§ **REQUIREMENTS**
Print all of the entries exactly, minus the pictures.

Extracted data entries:
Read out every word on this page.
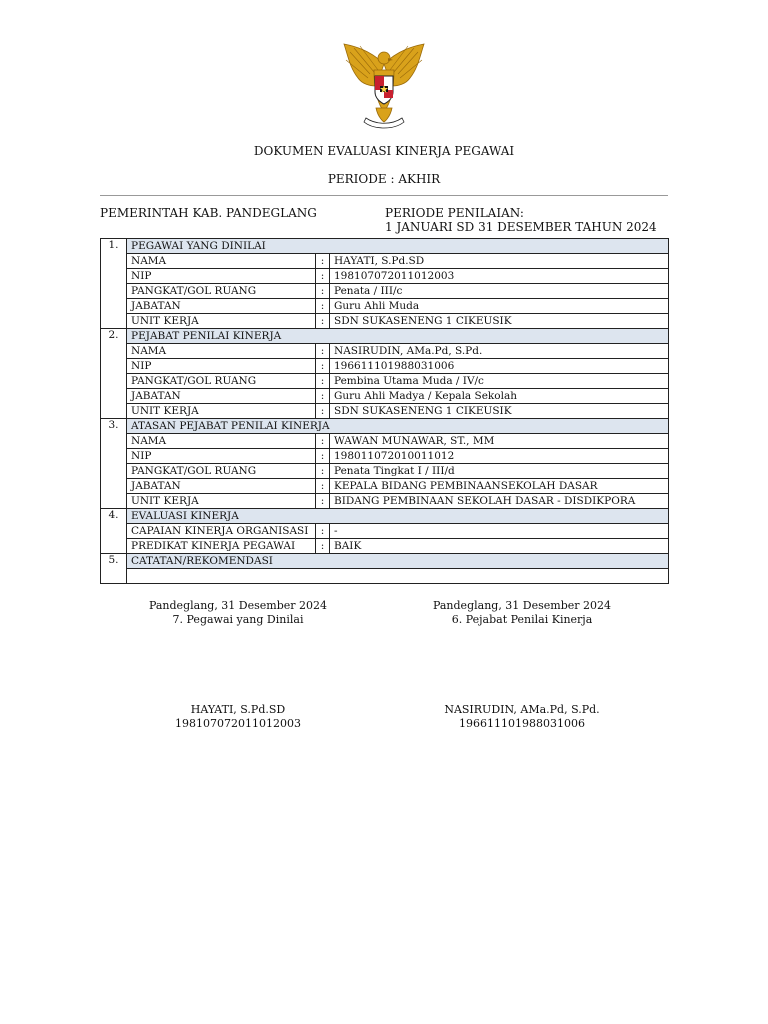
DOKUMEN EVALUASI KINERJA PEGAWAI
PERIODE : AKHIR
PEMERINTAH KAB. PANDEGLANG	PERIODE PENILAIAN:
1 JANUARI SD 31 DESEMBER TAHUN 2024
1.	PEGAWAI YANG DINILAI		
	NAMA	:	HAYATI, S.Pd.SD
	NIP	:	198107072011012003
	PANGKAT/GOL RUANG	:	Penata / III/c
	JABATAN	:	Guru Ahli Muda
	UNIT KERJA	:	SDN SUKASENENG 1 CIKEUSIK
2.	PEJABAT PENILAI KINERJA		
	NAMA	:	NASIRUDIN, AMa.Pd, S.Pd.
	NIP	:	196611101988031006
	PANGKAT/GOL RUANG	:	Pembina Utama Muda / IV/c
	JABATAN	:	Guru Ahli Madya / Kepala Sekolah
	UNIT KERJA	:	SDN SUKASENENG 1 CIKEUSIK
3.	ATASAN PEJABAT PENILAI KINERJA		
	NAMA	:	WAWAN MUNAWAR, ST., MM
	NIP	:	198011072010011012
	PANGKAT/GOL RUANG	:	Penata Tingkat I / III/d
	JABATAN	:	KEPALA BIDANG PEMBINAANSEKOLAH DASAR
	UNIT KERJA	:	BIDANG PEMBINAAN SEKOLAH DASAR - DISDIKPORA
4.	EVALUASI KINERJA		
	CAPAIAN KINERJA ORGANISASI	:	-
	PREDIKAT KINERJA PEGAWAI	:	BAIK
5.	CATATAN/REKOMENDASI		

Pandeglang, 31 Desember 2024
7. Pegawai yang Dinilai
HAYATI, S.Pd.SD
198107072011012003
Pandeglang, 31 Desember 2024
6. Pejabat Penilai Kinerja
NASIRUDIN, AMa.Pd, S.Pd.
196611101988031006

§ **SOLUTION FOR THIS PROBLEM**
Read out every word on this page.
DOKUMEN EVALUASI KINERJA PEGAWAI
PERIODE : AKHIR
PEMERINTAH KAB. PANDEGLANG	PERIODE PENILAIAN:
1 JANUARI SD 31 DESEMBER TAHUN 2024
1.	PEGAWAI YANG DINILAI		
	NAMA	:	HAYATI, S.Pd.SD
	NIP	:	198107072011012003
	PANGKAT/GOL RUANG	:	Penata / III/c
	JABATAN	:	Guru Ahli Muda
	UNIT KERJA	:	SDN SUKASENENG 1 CIKEUSIK
2.	PEJABAT PENILAI KINERJA		
	NAMA	:	NASIRUDIN, AMa.Pd, S.Pd.
	NIP	:	196611101988031006
	PANGKAT/GOL RUANG	:	Pembina Utama Muda / IV/c
	JABATAN	:	Guru Ahli Madya / Kepala Sekolah
	UNIT KERJA	:	SDN SUKASENENG 1 CIKEUSIK
3.	ATASAN PEJABAT PENILAI KINERJA		
	NAMA	:	WAWAN MUNAWAR, ST., MM
	NIP	:	198011072010011012
	PANGKAT/GOL RUANG	:	Penata Tingkat I / III/d
	JABATAN	:	KEPALA BIDANG PEMBINAANSEKOLAH DASAR
	UNIT KERJA	:	BIDANG PEMBINAAN SEKOLAH DASAR - DISDIKPORA
4.	EVALUASI KINERJA		
	CAPAIAN KINERJA ORGANISASI	:	-
	PREDIKAT KINERJA PEGAWAI	:	BAIK
5.	CATATAN/REKOMENDASI		

Pandeglang, 31 Desember 2024
7. Pegawai yang Dinilai
HAYATI, S.Pd.SD
198107072011012003
Pandeglang, 31 Desember 2024
6. Pejabat Penilai Kinerja
NASIRUDIN, AMa.Pd, S.Pd.
196611101988031006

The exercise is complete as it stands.